(Goal) According to the sermon on longing, why does a dry desert heat still leave a person desperate for water? Answer in one to three sentences.

(Provided text)
============================================================

Longing

Longing

Scripture: Exodus 17:1-7, Psalm 95, Romans 5:1-11, John 4:5-42

What do you long for?

That was how I connected with this passage, this story of Jesus and the Samaritan woman at the well. Maybe it’s because of having lived in the desert: at noon, the sun is high above and beating down on you and washing the colors out of everything. The heat is so intense that it’s almost a physical presence, pressing down on you and making it hard to breathe. It’s a dry heat, someone will inevitably point out, but all that means is that you don’t realize how thirsty you are until suddenly your mouth is sandy-dry and all you want is some water. It’s all you can think about.

And here this woman is, at the well, looking for water. Here is Jesus, at the well, looking for water. Jesus has been walking with His disciples across the country of Israel. The woman has been doing housework, cooking or cleaning or weaving or tending to the family’s animals. Both of them are thirsty.

There’s nothing quite like the relief of a drink when you are that thirsty. It’s a release of tension; it’s like your body knows that it’s all right now, that this thirst won’t kill you just yet. Everything can start working properly again.

============================================================

Bounding box annotations:
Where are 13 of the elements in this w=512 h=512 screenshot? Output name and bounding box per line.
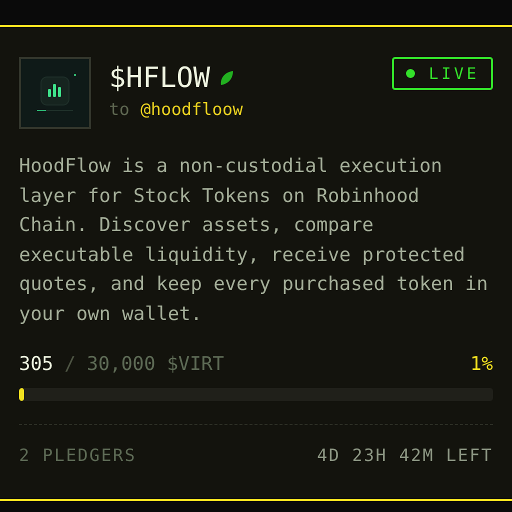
pledgers-count: 2 PLEDGERS	[19, 445, 136, 467]
percent-text: 1%	[470, 352, 493, 376]
leaf-icon	[220, 70, 234, 86]
separator-text: /	[64, 352, 76, 376]
handle-link[interactable]: @hoodfloow	[140, 99, 243, 121]
goal-amount: 30,000 $VIRT	[86, 352, 224, 376]
description-text: HoodFlow is a non-custodial execution layer for Stock Tokens on Robinhood Chain. Discover assets, compare executable liquidity, receive protected quotes, and keep every purchased token in your own wallet.	[19, 154, 489, 326]
raised-amount: 305	[19, 352, 54, 376]
to-label: to	[109, 99, 130, 121]
status-label: LIVE	[428, 62, 480, 84]
token-ticker: $HFLOW	[109, 61, 210, 95]
logo-icon	[19, 57, 91, 129]
time-left: 4D 23H 42M LEFT	[316, 445, 493, 467]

============================================================

(Right answer) Dry heat means you don't realize how thirsty you are until your mouth is suddenly sandy-dry. Then water is all you want and all you can think about.